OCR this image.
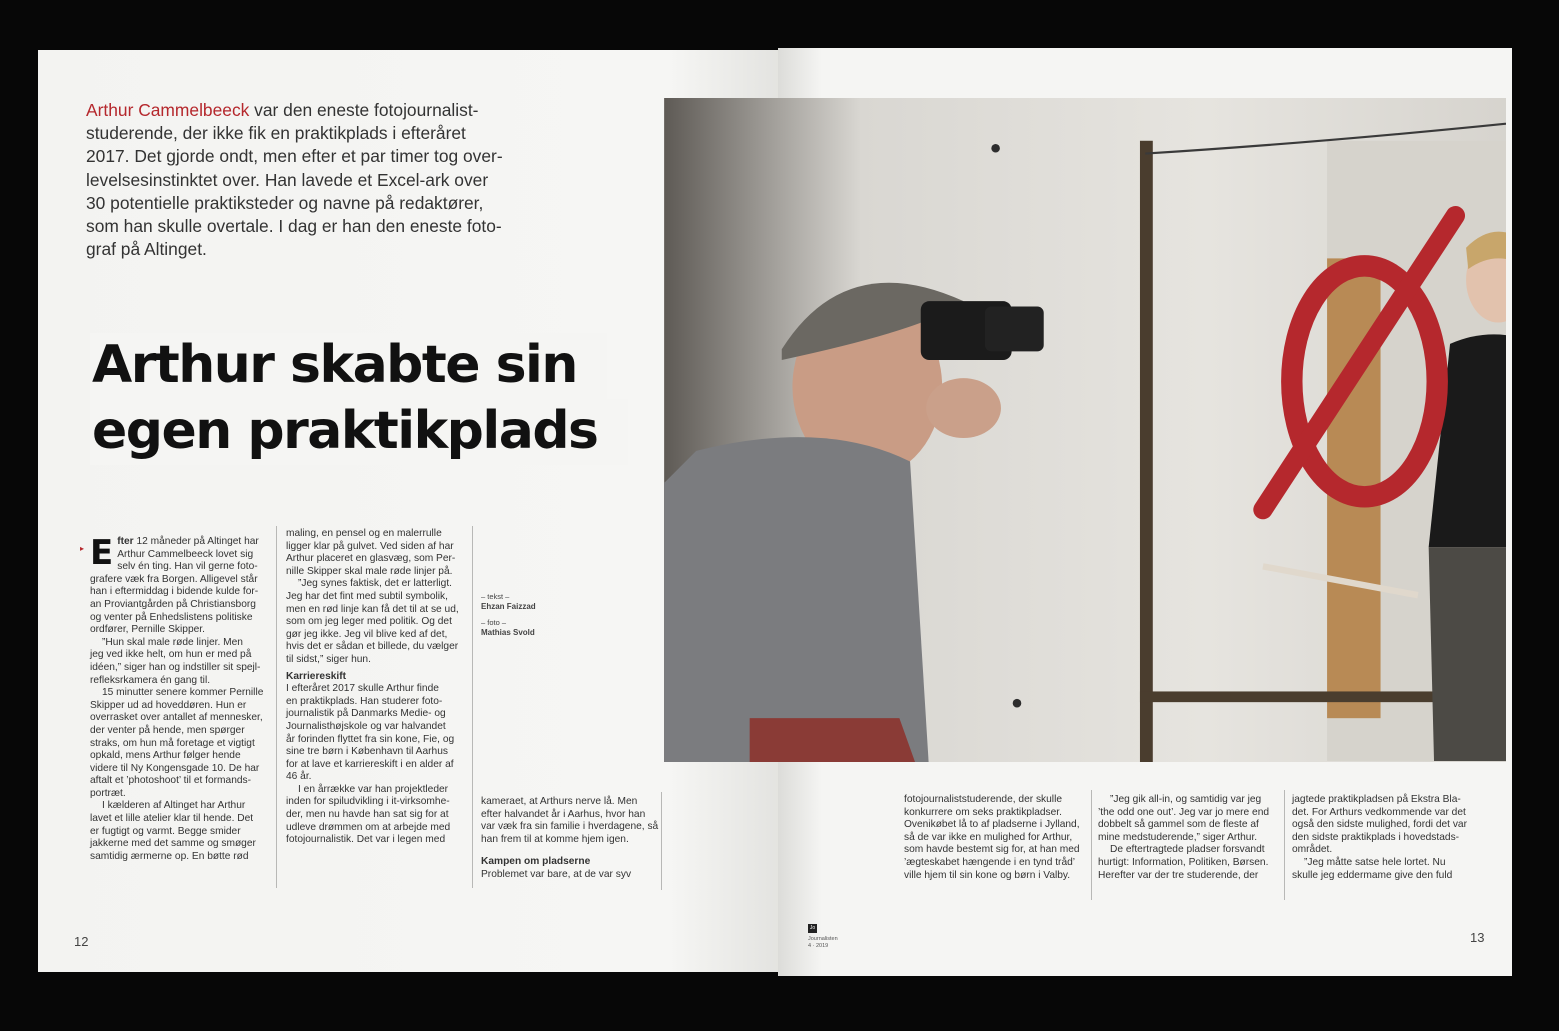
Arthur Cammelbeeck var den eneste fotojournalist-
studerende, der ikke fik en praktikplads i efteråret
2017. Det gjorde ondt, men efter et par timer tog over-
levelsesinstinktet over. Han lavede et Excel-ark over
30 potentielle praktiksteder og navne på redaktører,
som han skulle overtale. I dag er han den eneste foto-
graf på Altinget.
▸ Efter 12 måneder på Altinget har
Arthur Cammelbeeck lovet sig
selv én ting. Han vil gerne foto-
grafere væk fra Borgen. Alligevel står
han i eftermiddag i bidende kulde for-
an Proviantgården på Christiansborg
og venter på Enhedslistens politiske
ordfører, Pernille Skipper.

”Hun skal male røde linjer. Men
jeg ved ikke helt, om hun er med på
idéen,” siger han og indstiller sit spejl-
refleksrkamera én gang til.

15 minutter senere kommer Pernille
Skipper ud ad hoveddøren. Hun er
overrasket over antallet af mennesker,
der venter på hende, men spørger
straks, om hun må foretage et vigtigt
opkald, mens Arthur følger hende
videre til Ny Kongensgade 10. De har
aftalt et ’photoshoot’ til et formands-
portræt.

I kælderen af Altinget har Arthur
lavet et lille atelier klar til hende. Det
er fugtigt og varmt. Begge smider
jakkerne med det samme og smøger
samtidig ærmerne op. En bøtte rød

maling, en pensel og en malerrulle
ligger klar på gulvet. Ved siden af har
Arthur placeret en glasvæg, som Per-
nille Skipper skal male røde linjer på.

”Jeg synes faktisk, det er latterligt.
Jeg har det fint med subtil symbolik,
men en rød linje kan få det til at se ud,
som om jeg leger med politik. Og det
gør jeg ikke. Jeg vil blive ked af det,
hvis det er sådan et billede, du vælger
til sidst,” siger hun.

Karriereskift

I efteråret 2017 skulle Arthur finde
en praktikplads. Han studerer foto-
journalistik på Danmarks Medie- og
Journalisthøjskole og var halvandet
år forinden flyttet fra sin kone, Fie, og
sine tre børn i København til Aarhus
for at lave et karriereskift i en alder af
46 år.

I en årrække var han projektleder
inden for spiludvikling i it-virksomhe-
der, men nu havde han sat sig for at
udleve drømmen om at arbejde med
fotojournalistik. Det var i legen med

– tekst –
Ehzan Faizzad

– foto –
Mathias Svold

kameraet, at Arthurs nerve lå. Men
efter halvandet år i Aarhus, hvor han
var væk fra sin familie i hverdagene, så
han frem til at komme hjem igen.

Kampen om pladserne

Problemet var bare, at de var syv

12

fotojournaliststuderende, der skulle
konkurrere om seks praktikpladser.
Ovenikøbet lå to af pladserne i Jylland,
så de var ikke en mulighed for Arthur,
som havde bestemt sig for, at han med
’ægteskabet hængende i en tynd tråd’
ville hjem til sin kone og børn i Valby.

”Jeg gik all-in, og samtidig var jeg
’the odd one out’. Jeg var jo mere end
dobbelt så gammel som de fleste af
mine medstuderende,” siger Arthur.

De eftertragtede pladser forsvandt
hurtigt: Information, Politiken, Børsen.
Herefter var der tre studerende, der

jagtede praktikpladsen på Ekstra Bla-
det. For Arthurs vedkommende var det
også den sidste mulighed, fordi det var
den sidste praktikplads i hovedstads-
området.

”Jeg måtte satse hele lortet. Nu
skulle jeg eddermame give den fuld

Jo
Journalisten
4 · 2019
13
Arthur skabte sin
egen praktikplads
○ ○ ○ ○ ○
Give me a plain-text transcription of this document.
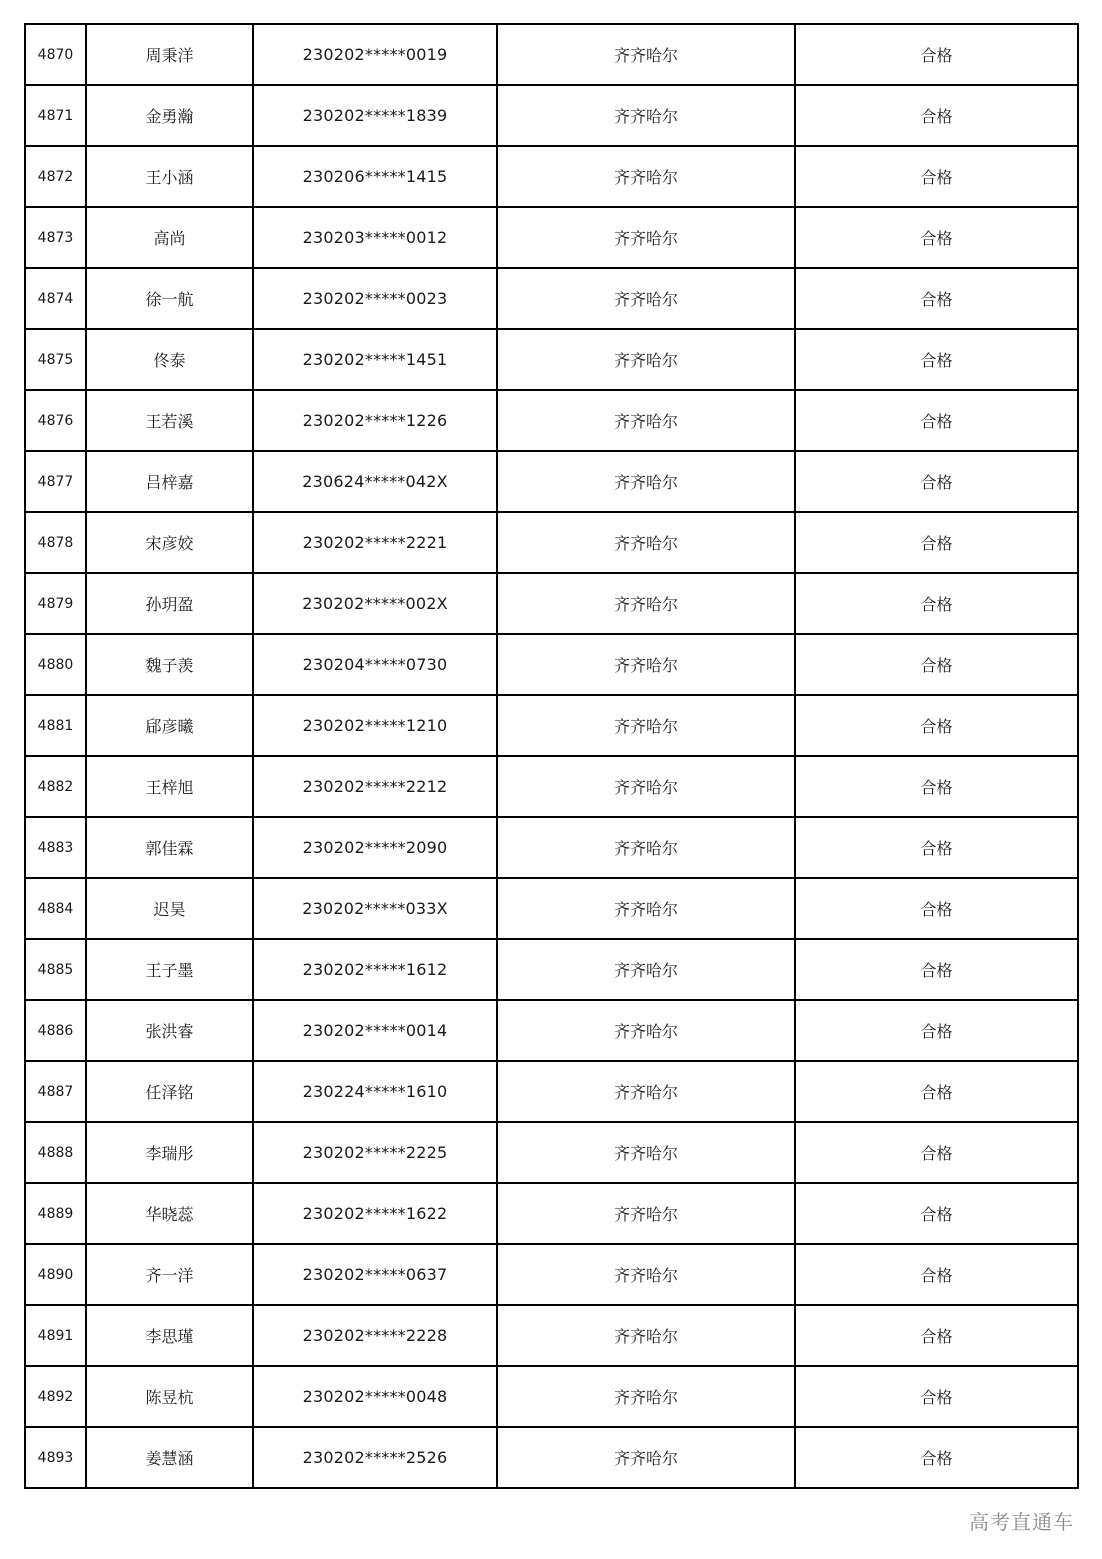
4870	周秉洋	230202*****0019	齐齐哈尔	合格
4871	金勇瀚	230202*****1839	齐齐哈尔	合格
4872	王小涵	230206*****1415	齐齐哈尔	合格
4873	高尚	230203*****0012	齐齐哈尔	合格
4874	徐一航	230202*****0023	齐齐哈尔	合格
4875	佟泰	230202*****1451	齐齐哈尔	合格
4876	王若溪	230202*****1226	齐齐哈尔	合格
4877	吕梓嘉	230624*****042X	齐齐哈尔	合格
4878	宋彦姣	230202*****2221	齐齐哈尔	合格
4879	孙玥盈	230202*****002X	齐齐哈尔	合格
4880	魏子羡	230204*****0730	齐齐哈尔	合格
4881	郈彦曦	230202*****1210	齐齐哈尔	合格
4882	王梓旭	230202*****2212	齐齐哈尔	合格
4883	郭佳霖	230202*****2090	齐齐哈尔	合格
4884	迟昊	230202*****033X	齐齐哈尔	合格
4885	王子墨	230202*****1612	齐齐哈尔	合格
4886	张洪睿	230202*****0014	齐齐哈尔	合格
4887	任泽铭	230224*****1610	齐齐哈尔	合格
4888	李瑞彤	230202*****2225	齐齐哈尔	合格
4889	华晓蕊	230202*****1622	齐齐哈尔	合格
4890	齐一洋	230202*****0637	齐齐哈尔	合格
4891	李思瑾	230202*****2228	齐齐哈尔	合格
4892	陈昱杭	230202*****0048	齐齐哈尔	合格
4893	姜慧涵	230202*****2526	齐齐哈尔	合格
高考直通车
○ ○ ○ ○ ○
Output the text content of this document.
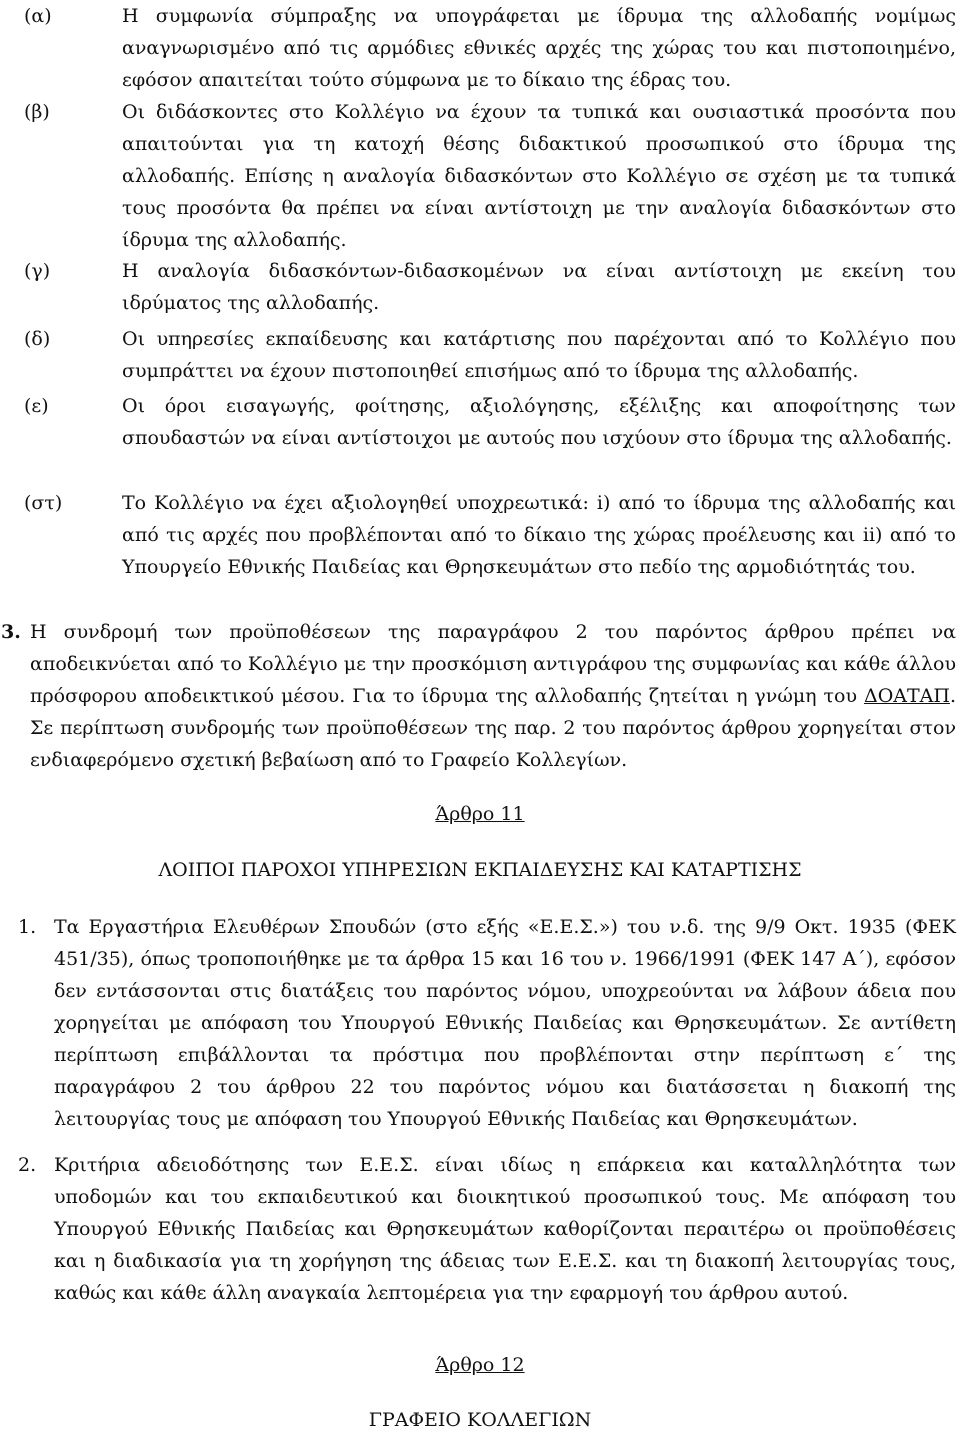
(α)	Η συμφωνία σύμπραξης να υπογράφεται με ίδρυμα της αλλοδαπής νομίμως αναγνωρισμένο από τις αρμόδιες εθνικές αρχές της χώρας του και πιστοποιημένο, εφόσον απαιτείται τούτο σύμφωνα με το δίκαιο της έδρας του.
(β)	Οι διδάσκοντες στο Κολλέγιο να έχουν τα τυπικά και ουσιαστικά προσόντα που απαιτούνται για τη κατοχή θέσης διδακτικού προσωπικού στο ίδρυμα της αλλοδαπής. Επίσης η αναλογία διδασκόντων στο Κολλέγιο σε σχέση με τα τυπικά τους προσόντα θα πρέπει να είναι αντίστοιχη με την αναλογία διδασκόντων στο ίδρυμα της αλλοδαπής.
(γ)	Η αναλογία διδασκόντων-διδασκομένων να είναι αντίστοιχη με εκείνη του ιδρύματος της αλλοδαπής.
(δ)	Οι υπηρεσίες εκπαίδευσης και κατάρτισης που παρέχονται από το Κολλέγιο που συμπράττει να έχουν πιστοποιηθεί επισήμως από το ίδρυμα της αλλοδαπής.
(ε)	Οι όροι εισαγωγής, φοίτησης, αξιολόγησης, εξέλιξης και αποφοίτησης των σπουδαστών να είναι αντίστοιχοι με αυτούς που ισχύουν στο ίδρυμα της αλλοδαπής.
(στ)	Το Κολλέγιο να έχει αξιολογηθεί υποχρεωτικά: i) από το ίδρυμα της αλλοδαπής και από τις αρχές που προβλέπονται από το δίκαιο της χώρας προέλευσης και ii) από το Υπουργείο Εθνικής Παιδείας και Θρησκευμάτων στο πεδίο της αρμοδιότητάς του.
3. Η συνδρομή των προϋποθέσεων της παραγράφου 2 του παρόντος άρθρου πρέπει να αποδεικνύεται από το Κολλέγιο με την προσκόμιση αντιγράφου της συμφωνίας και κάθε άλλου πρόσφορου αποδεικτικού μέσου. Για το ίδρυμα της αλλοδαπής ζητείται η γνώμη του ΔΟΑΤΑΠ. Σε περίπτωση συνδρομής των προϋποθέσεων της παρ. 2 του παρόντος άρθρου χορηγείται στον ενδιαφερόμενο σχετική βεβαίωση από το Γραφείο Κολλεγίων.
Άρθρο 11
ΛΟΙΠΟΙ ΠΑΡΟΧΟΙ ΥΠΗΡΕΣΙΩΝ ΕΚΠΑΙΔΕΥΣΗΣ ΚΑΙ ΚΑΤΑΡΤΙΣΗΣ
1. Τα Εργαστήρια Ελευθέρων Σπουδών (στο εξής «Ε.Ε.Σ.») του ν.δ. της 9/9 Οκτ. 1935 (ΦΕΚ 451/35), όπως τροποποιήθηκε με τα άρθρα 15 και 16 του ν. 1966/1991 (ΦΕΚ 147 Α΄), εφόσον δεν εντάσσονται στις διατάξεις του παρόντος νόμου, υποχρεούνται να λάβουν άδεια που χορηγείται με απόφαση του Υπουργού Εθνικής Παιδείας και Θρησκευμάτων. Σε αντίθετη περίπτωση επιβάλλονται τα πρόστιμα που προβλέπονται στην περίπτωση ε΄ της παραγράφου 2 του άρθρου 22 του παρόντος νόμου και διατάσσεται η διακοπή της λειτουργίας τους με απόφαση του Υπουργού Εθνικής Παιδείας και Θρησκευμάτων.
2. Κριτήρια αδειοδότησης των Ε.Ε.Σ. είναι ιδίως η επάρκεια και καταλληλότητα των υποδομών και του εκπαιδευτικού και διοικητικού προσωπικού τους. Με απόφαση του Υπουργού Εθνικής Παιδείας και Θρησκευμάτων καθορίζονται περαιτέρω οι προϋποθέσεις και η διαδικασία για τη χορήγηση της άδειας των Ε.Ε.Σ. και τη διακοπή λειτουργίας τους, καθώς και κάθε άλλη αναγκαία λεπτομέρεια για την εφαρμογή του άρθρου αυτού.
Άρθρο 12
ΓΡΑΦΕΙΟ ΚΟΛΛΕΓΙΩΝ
○ ○ ○ ○ ○
Exercise: Scan the lines for the string "havde". Copy out each line that matches.

Task answer:
der, men nu havde han sat sig for at
som havde bestemt sig for, at han med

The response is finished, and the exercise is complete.